**What you have to do**
Write down every entry below once more, exactly.

━━━ Data extract

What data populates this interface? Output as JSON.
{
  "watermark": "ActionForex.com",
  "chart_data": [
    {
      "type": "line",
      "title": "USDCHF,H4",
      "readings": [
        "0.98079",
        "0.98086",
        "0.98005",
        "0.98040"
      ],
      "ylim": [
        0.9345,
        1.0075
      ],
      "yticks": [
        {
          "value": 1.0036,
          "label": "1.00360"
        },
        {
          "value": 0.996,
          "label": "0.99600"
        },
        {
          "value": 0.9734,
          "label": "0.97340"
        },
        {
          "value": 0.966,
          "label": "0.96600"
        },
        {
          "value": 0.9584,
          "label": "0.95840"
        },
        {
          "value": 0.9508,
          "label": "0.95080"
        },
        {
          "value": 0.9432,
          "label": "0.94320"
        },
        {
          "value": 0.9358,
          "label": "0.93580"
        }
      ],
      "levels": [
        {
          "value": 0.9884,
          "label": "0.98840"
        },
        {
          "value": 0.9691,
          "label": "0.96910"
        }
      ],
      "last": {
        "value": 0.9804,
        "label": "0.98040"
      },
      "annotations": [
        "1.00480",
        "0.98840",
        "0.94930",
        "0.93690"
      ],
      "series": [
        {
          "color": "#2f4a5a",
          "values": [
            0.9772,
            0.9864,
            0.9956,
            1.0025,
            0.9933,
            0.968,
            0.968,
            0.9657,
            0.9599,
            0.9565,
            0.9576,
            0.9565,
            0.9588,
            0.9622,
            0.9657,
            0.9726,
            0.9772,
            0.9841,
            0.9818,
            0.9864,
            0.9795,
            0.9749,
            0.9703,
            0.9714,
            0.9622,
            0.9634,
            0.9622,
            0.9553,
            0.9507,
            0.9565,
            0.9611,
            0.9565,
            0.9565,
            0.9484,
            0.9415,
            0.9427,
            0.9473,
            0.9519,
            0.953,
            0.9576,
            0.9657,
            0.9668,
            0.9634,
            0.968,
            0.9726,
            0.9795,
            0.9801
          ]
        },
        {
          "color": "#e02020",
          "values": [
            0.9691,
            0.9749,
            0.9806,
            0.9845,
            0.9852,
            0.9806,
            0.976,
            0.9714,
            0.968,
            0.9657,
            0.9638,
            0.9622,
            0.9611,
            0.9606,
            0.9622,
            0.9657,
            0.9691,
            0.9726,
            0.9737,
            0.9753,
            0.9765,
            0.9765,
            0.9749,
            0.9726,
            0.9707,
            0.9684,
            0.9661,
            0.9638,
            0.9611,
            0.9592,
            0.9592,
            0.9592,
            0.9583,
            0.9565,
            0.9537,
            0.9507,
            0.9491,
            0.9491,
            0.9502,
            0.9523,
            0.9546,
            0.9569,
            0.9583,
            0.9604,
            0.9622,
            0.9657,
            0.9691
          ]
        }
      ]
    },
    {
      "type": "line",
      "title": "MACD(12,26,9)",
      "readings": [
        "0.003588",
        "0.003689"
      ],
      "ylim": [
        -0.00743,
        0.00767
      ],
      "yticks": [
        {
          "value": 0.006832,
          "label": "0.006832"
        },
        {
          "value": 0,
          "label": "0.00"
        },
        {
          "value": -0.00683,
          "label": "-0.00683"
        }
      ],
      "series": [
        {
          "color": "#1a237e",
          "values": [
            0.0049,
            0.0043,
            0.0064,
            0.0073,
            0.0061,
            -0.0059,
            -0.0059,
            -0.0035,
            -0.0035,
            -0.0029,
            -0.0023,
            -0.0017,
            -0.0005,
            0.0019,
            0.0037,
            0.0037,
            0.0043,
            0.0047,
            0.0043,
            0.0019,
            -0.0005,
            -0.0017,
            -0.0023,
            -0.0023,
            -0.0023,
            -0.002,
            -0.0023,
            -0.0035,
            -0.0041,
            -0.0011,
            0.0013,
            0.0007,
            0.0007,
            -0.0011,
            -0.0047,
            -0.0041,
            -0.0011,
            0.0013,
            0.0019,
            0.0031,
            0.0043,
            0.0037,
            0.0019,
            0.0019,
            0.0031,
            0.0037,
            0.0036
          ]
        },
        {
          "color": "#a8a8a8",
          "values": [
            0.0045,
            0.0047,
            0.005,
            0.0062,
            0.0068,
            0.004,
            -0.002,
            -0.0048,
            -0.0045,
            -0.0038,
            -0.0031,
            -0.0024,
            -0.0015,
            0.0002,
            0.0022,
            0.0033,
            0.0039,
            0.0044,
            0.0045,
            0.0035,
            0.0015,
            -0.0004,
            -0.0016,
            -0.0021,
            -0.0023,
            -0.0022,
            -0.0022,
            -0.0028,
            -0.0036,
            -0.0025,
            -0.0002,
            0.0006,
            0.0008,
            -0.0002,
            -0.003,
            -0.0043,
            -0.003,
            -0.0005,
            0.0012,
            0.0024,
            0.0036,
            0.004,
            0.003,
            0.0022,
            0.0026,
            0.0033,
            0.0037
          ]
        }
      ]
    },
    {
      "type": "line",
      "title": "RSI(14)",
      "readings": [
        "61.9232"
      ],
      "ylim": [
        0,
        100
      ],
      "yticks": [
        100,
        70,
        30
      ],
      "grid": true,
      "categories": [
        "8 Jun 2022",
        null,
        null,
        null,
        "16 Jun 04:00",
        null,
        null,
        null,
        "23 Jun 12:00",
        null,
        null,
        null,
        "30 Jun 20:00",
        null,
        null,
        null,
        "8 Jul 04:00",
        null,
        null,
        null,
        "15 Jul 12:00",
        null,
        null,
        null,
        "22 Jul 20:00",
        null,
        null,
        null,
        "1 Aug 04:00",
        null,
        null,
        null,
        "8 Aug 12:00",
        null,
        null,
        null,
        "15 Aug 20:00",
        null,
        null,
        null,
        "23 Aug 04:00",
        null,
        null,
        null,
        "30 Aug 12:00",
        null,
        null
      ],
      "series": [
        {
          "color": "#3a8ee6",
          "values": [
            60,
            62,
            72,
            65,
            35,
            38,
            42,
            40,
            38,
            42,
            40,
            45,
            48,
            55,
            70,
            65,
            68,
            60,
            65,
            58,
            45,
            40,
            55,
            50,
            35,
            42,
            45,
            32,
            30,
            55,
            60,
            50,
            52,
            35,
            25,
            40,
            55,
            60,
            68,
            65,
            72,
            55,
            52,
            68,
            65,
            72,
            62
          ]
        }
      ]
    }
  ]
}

━━━━━━

**Problem solution**
What data populates this interface? Output as JSON.
{
  "watermark": "ActionForex.com",
  "chart_data": [
    {
      "type": "line",
      "title": "USDCHF,H4",
      "readings": [
        "0.98079",
        "0.98086",
        "0.98005",
        "0.98040"
      ],
      "ylim": [
        0.9345,
        1.0075
      ],
      "yticks": [
        {
          "value": 1.0036,
          "label": "1.00360"
        },
        {
          "value": 0.996,
          "label": "0.99600"
        },
        {
          "value": 0.9734,
          "label": "0.97340"
        },
        {
          "value": 0.966,
          "label": "0.96600"
        },
        {
          "value": 0.9584,
          "label": "0.95840"
        },
        {
          "value": 0.9508,
          "label": "0.95080"
        },
        {
          "value": 0.9432,
          "label": "0.94320"
        },
        {
          "value": 0.9358,
          "label": "0.93580"
        }
      ],
      "levels": [
        {
          "value": 0.9884,
          "label": "0.98840"
        },
        {
          "value": 0.9691,
          "label": "0.96910"
        }
      ],
      "last": {
        "value": 0.9804,
        "label": "0.98040"
      },
      "annotations": [
        "1.00480",
        "0.98840",
        "0.94930",
        "0.93690"
      ],
      "series": [
        {
          "color": "#2f4a5a",
          "values": [
            0.9772,
            0.9864,
            0.9956,
            1.0025,
            0.9933,
            0.968,
            0.968,
            0.9657,
            0.9599,
            0.9565,
            0.9576,
            0.9565,
            0.9588,
            0.9622,
            0.9657,
            0.9726,
            0.9772,
            0.9841,
            0.9818,
            0.9864,
            0.9795,
            0.9749,
            0.9703,
            0.9714,
            0.9622,
            0.9634,
            0.9622,
            0.9553,
            0.9507,
            0.9565,
            0.9611,
            0.9565,
            0.9565,
            0.9484,
            0.9415,
            0.9427,
            0.9473,
            0.9519,
            0.953,
            0.9576,
            0.9657,
            0.9668,
            0.9634,
            0.968,
            0.9726,
            0.9795,
            0.9801
          ]
        },
        {
          "color": "#e02020",
          "values": [
            0.9691,
            0.9749,
            0.9806,
            0.9845,
            0.9852,
            0.9806,
            0.976,
            0.9714,
            0.968,
            0.9657,
            0.9638,
            0.9622,
            0.9611,
            0.9606,
            0.9622,
            0.9657,
            0.9691,
            0.9726,
            0.9737,
            0.9753,
            0.9765,
            0.9765,
            0.9749,
            0.9726,
            0.9707,
            0.9684,
            0.9661,
            0.9638,
            0.9611,
            0.9592,
            0.9592,
            0.9592,
            0.9583,
            0.9565,
            0.9537,
            0.9507,
            0.9491,
            0.9491,
            0.9502,
            0.9523,
            0.9546,
            0.9569,
            0.9583,
            0.9604,
            0.9622,
            0.9657,
            0.9691
          ]
        }
      ]
    },
    {
      "type": "line",
      "title": "MACD(12,26,9)",
      "readings": [
        "0.003588",
        "0.003689"
      ],
      "ylim": [
        -0.00743,
        0.00767
      ],
      "yticks": [
        {
          "value": 0.006832,
          "label": "0.006832"
        },
        {
          "value": 0,
          "label": "0.00"
        },
        {
          "value": -0.00683,
          "label": "-0.00683"
        }
      ],
      "series": [
        {
          "color": "#1a237e",
          "values": [
            0.0049,
            0.0043,
            0.0064,
            0.0073,
            0.0061,
            -0.0059,
            -0.0059,
            -0.0035,
            -0.0035,
            -0.0029,
            -0.0023,
            -0.0017,
            -0.0005,
            0.0019,
            0.0037,
            0.0037,
            0.0043,
            0.0047,
            0.0043,
            0.0019,
            -0.0005,
            -0.0017,
            -0.0023,
            -0.0023,
            -0.0023,
            -0.002,
            -0.0023,
            -0.0035,
            -0.0041,
            -0.0011,
            0.0013,
            0.0007,
            0.0007,
            -0.0011,
            -0.0047,
            -0.0041,
            -0.0011,
            0.0013,
            0.0019,
            0.0031,
            0.0043,
            0.0037,
            0.0019,
            0.0019,
            0.0031,
            0.0037,
            0.0036
          ]
        },
        {
          "color": "#a8a8a8",
          "values": [
            0.0045,
            0.0047,
            0.005,
            0.0062,
            0.0068,
            0.004,
            -0.002,
            -0.0048,
            -0.0045,
            -0.0038,
            -0.0031,
            -0.0024,
            -0.0015,
            0.0002,
            0.0022,
            0.0033,
            0.0039,
            0.0044,
            0.0045,
            0.0035,
            0.0015,
            -0.0004,
            -0.0016,
            -0.0021,
            -0.0023,
            -0.0022,
            -0.0022,
            -0.0028,
            -0.0036,
            -0.0025,
            -0.0002,
            0.0006,
            0.0008,
            -0.0002,
            -0.003,
            -0.0043,
            -0.003,
            -0.0005,
            0.0012,
            0.0024,
            0.0036,
            0.004,
            0.003,
            0.0022,
            0.0026,
            0.0033,
            0.0037
          ]
        }
      ]
    },
    {
      "type": "line",
      "title": "RSI(14)",
      "readings": [
        "61.9232"
      ],
      "ylim": [
        0,
        100
      ],
      "yticks": [
        100,
        70,
        30
      ],
      "grid": true,
      "categories": [
        "8 Jun 2022",
        null,
        null,
        null,
        "16 Jun 04:00",
        null,
        null,
        null,
        "23 Jun 12:00",
        null,
        null,
        null,
        "30 Jun 20:00",
        null,
        null,
        null,
        "8 Jul 04:00",
        null,
        null,
        null,
        "15 Jul 12:00",
        null,
        null,
        null,
        "22 Jul 20:00",
        null,
        null,
        null,
        "1 Aug 04:00",
        null,
        null,
        null,
        "8 Aug 12:00",
        null,
        null,
        null,
        "15 Aug 20:00",
        null,
        null,
        null,
        "23 Aug 04:00",
        null,
        null,
        null,
        "30 Aug 12:00",
        null,
        null
      ],
      "series": [
        {
          "color": "#3a8ee6",
          "values": [
            60,
            62,
            72,
            65,
            35,
            38,
            42,
            40,
            38,
            42,
            40,
            45,
            48,
            55,
            70,
            65,
            68,
            60,
            65,
            58,
            45,
            40,
            55,
            50,
            35,
            42,
            45,
            32,
            30,
            55,
            60,
            50,
            52,
            35,
            25,
            40,
            55,
            60,
            68,
            65,
            72,
            55,
            52,
            68,
            65,
            72,
            62
          ]
        }
      ]
    }
  ]
}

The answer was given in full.